## The exercise
Lines containing the word "type" are to be located and copied.
#####
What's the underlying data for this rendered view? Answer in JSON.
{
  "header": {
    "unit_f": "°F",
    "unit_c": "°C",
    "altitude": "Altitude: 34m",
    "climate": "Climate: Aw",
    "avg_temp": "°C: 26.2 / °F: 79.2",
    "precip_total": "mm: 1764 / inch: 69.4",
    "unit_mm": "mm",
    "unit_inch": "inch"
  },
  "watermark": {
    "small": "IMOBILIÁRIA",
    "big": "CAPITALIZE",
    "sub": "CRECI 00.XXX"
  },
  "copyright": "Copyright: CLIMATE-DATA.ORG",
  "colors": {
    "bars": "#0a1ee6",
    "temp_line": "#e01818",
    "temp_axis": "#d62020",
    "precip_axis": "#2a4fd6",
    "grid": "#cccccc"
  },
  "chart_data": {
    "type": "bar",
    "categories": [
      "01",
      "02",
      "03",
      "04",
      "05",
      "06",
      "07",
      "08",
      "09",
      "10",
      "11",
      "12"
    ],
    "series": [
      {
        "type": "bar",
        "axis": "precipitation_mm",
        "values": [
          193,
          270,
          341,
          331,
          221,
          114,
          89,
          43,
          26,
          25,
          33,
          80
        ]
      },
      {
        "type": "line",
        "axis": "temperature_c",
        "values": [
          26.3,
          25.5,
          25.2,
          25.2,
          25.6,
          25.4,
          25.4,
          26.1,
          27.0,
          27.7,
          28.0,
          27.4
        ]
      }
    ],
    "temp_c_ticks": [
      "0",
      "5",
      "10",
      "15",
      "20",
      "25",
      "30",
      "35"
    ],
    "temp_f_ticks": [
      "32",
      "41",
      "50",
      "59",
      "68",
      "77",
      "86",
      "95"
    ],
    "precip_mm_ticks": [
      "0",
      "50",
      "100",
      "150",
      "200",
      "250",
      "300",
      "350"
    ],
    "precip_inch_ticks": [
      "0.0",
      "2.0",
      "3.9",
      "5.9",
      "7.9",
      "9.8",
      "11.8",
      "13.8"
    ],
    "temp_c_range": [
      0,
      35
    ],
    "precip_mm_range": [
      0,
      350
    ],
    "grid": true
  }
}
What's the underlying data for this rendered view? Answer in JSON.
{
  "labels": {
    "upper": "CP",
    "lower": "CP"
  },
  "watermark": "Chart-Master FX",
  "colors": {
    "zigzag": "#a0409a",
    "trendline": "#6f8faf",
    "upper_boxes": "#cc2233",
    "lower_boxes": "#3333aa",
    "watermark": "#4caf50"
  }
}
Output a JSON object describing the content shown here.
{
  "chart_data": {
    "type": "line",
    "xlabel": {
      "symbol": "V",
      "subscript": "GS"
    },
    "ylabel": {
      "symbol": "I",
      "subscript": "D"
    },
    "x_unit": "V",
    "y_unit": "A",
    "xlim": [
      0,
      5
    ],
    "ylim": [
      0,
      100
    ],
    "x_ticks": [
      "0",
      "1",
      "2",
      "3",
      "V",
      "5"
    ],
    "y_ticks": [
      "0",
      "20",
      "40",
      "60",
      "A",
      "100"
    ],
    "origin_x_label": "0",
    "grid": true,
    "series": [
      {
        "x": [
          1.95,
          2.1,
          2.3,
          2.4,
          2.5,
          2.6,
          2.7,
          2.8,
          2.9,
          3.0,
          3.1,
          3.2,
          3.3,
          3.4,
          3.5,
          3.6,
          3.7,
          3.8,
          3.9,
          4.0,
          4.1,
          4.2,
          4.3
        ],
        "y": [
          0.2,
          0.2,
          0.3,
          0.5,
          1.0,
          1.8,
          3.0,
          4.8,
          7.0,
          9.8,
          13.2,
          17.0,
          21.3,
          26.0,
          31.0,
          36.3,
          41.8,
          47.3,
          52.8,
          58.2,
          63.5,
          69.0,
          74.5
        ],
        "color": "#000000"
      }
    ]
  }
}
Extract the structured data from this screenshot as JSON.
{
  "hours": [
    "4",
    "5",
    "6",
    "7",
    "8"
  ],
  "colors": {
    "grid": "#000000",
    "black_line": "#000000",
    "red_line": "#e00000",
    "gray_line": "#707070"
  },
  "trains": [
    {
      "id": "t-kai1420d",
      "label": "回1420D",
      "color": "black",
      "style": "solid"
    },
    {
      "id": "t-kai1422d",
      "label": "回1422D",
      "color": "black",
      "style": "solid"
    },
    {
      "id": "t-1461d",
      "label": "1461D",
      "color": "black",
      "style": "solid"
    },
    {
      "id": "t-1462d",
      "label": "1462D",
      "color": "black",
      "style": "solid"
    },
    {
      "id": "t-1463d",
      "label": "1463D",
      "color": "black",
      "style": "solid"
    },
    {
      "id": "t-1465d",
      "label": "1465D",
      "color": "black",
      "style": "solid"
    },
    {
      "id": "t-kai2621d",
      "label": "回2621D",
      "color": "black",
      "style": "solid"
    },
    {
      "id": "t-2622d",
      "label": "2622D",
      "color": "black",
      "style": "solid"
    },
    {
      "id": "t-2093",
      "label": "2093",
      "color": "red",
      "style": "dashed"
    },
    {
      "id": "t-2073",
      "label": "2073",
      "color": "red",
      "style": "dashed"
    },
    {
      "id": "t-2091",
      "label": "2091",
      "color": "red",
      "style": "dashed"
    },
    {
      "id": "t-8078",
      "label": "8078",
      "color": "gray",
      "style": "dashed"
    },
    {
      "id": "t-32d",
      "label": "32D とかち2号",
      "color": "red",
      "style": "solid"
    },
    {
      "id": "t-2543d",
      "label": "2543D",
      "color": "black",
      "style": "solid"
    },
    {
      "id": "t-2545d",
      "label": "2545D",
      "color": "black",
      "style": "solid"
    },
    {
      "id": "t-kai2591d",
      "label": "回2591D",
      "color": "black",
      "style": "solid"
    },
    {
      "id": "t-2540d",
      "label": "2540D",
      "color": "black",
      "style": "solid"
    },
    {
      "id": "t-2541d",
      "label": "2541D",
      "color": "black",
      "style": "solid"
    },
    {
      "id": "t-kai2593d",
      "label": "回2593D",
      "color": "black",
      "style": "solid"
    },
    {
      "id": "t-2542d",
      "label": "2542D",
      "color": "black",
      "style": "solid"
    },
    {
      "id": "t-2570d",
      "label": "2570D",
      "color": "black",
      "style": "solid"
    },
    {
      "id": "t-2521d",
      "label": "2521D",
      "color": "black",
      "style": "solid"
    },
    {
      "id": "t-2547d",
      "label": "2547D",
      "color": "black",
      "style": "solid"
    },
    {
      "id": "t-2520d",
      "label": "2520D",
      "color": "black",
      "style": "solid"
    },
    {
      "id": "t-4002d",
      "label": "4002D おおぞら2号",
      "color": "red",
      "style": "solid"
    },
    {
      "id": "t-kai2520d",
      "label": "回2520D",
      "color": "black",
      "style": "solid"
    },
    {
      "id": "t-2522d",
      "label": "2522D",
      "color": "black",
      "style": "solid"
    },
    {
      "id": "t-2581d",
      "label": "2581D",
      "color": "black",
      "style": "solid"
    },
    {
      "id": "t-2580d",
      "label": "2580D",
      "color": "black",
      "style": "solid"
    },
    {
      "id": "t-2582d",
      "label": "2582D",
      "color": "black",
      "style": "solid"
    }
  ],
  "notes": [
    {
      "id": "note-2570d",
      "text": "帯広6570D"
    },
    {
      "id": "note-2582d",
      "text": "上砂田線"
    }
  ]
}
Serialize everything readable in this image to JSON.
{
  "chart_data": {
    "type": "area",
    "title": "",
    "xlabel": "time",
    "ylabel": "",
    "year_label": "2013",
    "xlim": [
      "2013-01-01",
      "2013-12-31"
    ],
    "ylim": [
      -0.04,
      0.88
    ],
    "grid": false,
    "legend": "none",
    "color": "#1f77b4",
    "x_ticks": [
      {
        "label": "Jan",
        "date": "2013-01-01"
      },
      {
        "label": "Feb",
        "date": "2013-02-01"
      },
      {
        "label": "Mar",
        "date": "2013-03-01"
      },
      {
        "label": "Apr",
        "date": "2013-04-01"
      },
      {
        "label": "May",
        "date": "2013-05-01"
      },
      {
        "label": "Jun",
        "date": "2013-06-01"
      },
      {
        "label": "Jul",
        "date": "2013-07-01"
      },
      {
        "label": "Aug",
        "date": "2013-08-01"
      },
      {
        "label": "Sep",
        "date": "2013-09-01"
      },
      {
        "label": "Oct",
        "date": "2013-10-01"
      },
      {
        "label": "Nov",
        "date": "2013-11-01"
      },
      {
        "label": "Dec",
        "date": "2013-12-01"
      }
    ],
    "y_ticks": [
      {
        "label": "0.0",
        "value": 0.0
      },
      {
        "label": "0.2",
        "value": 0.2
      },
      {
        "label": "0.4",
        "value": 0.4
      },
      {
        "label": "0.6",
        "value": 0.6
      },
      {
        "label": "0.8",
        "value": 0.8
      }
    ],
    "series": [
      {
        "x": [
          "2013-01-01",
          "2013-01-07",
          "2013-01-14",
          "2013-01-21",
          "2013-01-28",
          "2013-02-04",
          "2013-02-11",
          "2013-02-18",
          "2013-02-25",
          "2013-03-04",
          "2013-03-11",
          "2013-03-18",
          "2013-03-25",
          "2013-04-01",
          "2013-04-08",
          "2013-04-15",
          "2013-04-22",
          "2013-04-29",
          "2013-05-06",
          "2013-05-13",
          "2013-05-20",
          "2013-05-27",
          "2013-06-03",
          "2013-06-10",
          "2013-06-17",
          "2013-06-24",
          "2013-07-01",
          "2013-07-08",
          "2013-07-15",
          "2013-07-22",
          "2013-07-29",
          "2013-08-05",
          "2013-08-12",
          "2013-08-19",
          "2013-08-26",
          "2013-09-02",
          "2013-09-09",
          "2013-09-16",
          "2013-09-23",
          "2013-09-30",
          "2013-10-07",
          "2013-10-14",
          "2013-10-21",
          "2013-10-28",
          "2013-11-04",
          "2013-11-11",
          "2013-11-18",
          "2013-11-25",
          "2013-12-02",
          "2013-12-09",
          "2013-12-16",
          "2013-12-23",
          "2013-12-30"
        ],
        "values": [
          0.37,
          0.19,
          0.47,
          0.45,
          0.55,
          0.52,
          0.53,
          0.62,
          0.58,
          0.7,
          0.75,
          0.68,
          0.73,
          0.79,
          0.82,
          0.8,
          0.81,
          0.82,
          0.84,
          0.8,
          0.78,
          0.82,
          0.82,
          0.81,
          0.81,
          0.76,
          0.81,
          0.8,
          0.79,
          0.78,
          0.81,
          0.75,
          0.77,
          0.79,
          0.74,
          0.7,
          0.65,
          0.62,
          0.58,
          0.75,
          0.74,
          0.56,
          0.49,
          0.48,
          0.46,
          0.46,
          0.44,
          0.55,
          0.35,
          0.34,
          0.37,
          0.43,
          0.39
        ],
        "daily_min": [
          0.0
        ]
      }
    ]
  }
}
#####
## Solution
    "type": "bar",
        "type": "bar",
        "type": "line",
    "type": "line",
    "type": "area",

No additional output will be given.